◆ TASK STATEMENT: Transcribe the entries below exactly; leave every image out.

◆ DATA FOR THIS TASK:
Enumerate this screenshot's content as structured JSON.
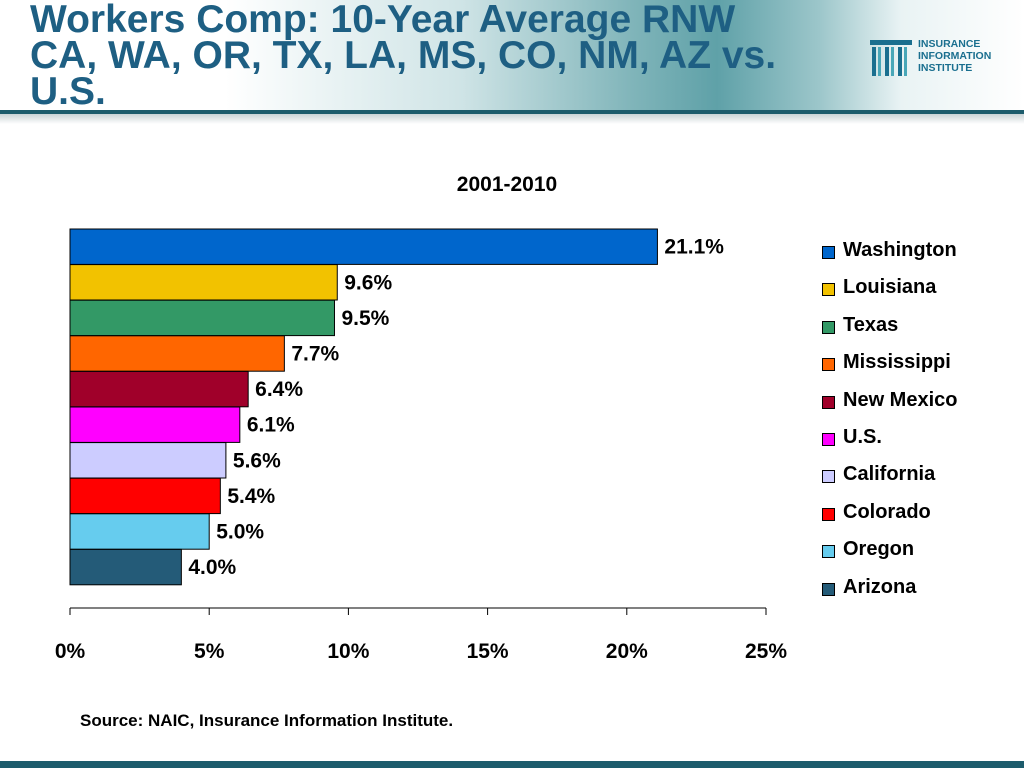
{
  "slide": {
    "title_lines": [
      "Workers Comp: 10-Year Average RNW",
      "CA, WA, OR, TX, LA, MS, CO, NM, AZ vs.",
      "U.S."
    ],
    "source": "Source: NAIC, Insurance Information Institute.",
    "logo": {
      "lines": [
        "INSURANCE",
        "INFORMATION",
        "INSTITUTE"
      ],
      "icon": "iii-logo-icon",
      "color": "#1a6f8f"
    },
    "colors": {
      "title": "#1e5f83",
      "rule": "#1d5c6c"
    }
  },
  "chart_data": {
    "type": "bar",
    "orientation": "horizontal",
    "title": "2001-2010",
    "xlabel": "",
    "ylabel": "",
    "xlim": [
      0,
      25
    ],
    "xticks": [
      0,
      5,
      10,
      15,
      20,
      25
    ],
    "xtick_labels": [
      "0%",
      "5%",
      "10%",
      "15%",
      "20%",
      "25%"
    ],
    "grid": false,
    "legend_position": "right",
    "series": [
      {
        "name": "Washington",
        "value": 21.1,
        "label": "21.1%",
        "color": "#0066cc"
      },
      {
        "name": "Louisiana",
        "value": 9.6,
        "label": "9.6%",
        "color": "#f2c200"
      },
      {
        "name": "Texas",
        "value": 9.5,
        "label": "9.5%",
        "color": "#339966"
      },
      {
        "name": "Mississippi",
        "value": 7.7,
        "label": "7.7%",
        "color": "#ff6600"
      },
      {
        "name": "New Mexico",
        "value": 6.4,
        "label": "6.4%",
        "color": "#a0002a"
      },
      {
        "name": "U.S.",
        "value": 6.1,
        "label": "6.1%",
        "color": "#ff00ff"
      },
      {
        "name": "California",
        "value": 5.6,
        "label": "5.6%",
        "color": "#ccccff"
      },
      {
        "name": "Colorado",
        "value": 5.4,
        "label": "5.4%",
        "color": "#ff0000"
      },
      {
        "name": "Oregon",
        "value": 5.0,
        "label": "5.0%",
        "color": "#66ccee"
      },
      {
        "name": "Arizona",
        "value": 4.0,
        "label": "4.0%",
        "color": "#245b78"
      }
    ]
  }
}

◆ FINISHED TASK:
Enumerate this screenshot's content as structured JSON.
{
  "slide": {
    "title_lines": [
      "Workers Comp: 10-Year Average RNW",
      "CA, WA, OR, TX, LA, MS, CO, NM, AZ vs.",
      "U.S."
    ],
    "source": "Source: NAIC, Insurance Information Institute.",
    "logo": {
      "lines": [
        "INSURANCE",
        "INFORMATION",
        "INSTITUTE"
      ],
      "icon": "iii-logo-icon",
      "color": "#1a6f8f"
    },
    "colors": {
      "title": "#1e5f83",
      "rule": "#1d5c6c"
    }
  },
  "chart_data": {
    "type": "bar",
    "orientation": "horizontal",
    "title": "2001-2010",
    "xlabel": "",
    "ylabel": "",
    "xlim": [
      0,
      25
    ],
    "xticks": [
      0,
      5,
      10,
      15,
      20,
      25
    ],
    "xtick_labels": [
      "0%",
      "5%",
      "10%",
      "15%",
      "20%",
      "25%"
    ],
    "grid": false,
    "legend_position": "right",
    "series": [
      {
        "name": "Washington",
        "value": 21.1,
        "label": "21.1%",
        "color": "#0066cc"
      },
      {
        "name": "Louisiana",
        "value": 9.6,
        "label": "9.6%",
        "color": "#f2c200"
      },
      {
        "name": "Texas",
        "value": 9.5,
        "label": "9.5%",
        "color": "#339966"
      },
      {
        "name": "Mississippi",
        "value": 7.7,
        "label": "7.7%",
        "color": "#ff6600"
      },
      {
        "name": "New Mexico",
        "value": 6.4,
        "label": "6.4%",
        "color": "#a0002a"
      },
      {
        "name": "U.S.",
        "value": 6.1,
        "label": "6.1%",
        "color": "#ff00ff"
      },
      {
        "name": "California",
        "value": 5.6,
        "label": "5.6%",
        "color": "#ccccff"
      },
      {
        "name": "Colorado",
        "value": 5.4,
        "label": "5.4%",
        "color": "#ff0000"
      },
      {
        "name": "Oregon",
        "value": 5.0,
        "label": "5.0%",
        "color": "#66ccee"
      },
      {
        "name": "Arizona",
        "value": 4.0,
        "label": "4.0%",
        "color": "#245b78"
      }
    ]
  }
}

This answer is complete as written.